_WORK INSTRUCTIONS:_
Read the listing and extract each line that includes the word "this".

_RECORDS SUPPLIED:_
○ ○ ○ ○

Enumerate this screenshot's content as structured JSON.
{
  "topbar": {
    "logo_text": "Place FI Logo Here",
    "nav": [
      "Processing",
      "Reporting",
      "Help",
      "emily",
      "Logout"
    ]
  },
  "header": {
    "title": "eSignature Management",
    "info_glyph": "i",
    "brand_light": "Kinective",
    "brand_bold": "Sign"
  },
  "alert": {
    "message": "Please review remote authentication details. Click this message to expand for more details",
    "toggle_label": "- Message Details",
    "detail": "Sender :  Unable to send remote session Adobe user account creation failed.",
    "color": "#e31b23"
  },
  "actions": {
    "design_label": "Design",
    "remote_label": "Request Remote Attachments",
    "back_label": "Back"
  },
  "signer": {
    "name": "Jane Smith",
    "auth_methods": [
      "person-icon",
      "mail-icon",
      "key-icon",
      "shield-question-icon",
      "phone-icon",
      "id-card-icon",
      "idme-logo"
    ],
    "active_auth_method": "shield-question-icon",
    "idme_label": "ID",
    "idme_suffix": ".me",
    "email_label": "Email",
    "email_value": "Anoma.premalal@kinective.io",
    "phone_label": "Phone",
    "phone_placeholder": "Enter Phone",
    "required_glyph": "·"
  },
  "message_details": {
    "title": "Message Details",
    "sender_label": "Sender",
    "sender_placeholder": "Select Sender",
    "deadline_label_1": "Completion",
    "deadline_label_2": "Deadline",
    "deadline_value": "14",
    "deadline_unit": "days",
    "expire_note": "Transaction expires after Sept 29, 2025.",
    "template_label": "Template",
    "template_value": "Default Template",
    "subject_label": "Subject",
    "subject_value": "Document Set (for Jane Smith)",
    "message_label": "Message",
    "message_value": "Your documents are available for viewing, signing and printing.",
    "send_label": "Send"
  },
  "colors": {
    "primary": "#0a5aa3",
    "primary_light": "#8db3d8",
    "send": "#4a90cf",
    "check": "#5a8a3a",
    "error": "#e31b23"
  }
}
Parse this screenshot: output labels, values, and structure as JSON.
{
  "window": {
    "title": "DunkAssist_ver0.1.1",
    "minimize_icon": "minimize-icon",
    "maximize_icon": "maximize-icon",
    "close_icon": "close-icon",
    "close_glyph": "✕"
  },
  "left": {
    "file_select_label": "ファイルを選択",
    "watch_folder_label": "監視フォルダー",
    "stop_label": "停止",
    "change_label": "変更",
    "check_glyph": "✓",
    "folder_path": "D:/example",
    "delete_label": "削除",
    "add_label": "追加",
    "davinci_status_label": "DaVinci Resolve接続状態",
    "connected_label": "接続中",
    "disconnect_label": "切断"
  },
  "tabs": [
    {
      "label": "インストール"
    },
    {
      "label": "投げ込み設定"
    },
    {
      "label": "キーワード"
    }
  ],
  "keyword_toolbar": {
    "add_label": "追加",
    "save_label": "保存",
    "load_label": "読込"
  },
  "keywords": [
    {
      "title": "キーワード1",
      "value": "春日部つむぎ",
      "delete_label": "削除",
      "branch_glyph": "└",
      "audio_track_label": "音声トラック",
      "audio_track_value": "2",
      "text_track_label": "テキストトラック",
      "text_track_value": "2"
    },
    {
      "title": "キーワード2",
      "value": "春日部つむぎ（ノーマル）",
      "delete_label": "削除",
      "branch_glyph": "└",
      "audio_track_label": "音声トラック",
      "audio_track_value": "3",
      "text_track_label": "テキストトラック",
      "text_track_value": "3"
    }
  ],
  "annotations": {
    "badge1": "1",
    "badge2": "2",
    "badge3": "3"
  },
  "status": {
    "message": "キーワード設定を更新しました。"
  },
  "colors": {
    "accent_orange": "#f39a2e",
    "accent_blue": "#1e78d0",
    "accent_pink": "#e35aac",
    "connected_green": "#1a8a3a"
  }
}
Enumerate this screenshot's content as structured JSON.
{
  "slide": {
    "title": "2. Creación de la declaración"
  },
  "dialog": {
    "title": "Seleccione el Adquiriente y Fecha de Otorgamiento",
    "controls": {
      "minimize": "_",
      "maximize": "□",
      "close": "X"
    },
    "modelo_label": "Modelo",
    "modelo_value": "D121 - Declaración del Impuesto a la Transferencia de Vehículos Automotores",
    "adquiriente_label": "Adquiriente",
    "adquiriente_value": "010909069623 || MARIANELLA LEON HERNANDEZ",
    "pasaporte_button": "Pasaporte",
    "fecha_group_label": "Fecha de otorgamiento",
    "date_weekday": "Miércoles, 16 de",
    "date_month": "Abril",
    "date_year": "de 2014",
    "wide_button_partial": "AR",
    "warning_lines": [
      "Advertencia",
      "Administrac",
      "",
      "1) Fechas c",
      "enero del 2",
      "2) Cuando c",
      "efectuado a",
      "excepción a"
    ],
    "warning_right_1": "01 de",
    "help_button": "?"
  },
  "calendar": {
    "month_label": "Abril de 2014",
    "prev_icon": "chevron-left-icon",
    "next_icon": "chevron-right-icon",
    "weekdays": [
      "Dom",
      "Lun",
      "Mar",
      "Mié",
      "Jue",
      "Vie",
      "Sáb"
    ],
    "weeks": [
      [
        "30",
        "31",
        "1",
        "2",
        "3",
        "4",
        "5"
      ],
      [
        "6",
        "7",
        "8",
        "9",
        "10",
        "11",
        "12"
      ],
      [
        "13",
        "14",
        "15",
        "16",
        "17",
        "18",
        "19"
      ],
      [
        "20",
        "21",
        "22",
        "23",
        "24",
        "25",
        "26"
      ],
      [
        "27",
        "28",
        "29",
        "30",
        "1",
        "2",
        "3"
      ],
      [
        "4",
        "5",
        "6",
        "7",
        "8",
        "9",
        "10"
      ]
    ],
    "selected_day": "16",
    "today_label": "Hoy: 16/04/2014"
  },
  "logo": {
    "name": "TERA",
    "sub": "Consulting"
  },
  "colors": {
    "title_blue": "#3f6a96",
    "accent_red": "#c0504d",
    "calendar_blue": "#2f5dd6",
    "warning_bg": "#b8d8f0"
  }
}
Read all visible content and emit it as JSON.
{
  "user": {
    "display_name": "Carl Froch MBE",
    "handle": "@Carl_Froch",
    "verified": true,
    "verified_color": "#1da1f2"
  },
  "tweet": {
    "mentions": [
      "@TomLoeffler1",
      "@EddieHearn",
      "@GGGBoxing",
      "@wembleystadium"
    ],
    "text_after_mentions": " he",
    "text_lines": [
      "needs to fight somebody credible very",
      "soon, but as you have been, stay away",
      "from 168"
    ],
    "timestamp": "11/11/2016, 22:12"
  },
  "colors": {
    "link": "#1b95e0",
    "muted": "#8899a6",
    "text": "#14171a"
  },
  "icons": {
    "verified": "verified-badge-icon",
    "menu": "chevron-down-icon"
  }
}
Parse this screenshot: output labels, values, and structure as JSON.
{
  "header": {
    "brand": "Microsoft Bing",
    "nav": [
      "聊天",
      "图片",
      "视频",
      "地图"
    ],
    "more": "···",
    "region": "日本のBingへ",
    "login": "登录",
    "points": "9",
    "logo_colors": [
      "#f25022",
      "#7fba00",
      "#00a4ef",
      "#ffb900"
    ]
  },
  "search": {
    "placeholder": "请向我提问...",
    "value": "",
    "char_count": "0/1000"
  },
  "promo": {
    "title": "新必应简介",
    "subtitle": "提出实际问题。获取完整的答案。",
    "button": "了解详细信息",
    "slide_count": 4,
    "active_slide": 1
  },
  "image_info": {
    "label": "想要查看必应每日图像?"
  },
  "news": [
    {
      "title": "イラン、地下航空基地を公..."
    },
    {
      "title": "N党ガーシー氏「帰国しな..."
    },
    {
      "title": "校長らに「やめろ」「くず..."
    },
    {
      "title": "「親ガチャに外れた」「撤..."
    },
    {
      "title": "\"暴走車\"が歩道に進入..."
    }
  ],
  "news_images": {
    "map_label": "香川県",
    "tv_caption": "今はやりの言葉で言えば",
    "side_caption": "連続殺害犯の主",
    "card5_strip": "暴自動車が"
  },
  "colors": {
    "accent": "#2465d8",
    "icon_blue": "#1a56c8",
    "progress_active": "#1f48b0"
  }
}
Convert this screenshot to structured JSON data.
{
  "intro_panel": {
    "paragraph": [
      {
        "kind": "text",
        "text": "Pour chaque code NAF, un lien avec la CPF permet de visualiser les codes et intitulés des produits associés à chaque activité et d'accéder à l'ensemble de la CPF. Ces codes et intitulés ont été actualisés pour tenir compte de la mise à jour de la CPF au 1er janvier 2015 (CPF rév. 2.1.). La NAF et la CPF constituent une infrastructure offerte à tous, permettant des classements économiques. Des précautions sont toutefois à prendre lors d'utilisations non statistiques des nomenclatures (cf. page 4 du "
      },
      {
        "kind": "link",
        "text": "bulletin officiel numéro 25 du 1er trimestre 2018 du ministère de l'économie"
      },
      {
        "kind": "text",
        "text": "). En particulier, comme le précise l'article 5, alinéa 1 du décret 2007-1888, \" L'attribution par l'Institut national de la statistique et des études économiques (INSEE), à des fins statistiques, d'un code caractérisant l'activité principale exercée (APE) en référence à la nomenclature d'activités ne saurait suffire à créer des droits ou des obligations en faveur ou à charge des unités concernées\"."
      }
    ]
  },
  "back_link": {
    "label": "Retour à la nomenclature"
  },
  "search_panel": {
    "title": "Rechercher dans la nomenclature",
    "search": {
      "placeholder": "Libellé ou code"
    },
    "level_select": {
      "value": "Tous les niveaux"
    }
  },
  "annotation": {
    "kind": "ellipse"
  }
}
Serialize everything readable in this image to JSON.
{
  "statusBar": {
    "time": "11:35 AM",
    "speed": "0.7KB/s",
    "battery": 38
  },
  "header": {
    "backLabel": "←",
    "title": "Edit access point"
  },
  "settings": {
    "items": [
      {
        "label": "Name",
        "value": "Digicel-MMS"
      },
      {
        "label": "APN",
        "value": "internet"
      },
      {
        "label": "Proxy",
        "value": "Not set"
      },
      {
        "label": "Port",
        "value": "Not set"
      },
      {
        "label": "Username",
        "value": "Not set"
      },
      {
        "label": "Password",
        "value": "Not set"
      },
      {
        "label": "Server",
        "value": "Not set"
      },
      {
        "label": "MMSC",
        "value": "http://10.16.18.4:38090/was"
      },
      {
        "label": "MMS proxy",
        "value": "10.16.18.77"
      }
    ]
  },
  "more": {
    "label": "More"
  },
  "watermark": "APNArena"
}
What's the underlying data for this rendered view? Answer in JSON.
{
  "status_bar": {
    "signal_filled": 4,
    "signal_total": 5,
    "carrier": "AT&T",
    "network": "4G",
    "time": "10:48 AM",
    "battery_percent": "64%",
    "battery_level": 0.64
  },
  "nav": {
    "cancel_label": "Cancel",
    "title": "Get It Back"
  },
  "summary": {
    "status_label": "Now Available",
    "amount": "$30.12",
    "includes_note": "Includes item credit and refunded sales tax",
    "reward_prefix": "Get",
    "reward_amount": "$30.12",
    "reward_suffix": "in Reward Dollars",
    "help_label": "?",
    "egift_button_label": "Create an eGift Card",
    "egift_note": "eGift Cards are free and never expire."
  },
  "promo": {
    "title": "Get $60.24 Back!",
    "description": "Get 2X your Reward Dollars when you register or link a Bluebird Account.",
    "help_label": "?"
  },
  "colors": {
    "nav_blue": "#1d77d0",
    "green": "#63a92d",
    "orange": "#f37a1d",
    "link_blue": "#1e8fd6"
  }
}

○ ○ ○ ○

_COMPLETE ANSWER:_
Enumerate this screenshot's content as structured JSON.
    "message": "Please review remote authentication details. Click this message to expand for more details",
Parse this screenshot: output labels, values, and structure as JSON.
Enumerate this screenshot's content as structured JSON.
Parse this screenshot: output labels, values, and structure as JSON.
Convert this screenshot to structured JSON data.
Serialize everything readable in this image to JSON.
What's the underlying data for this rendered view? Answer in JSON.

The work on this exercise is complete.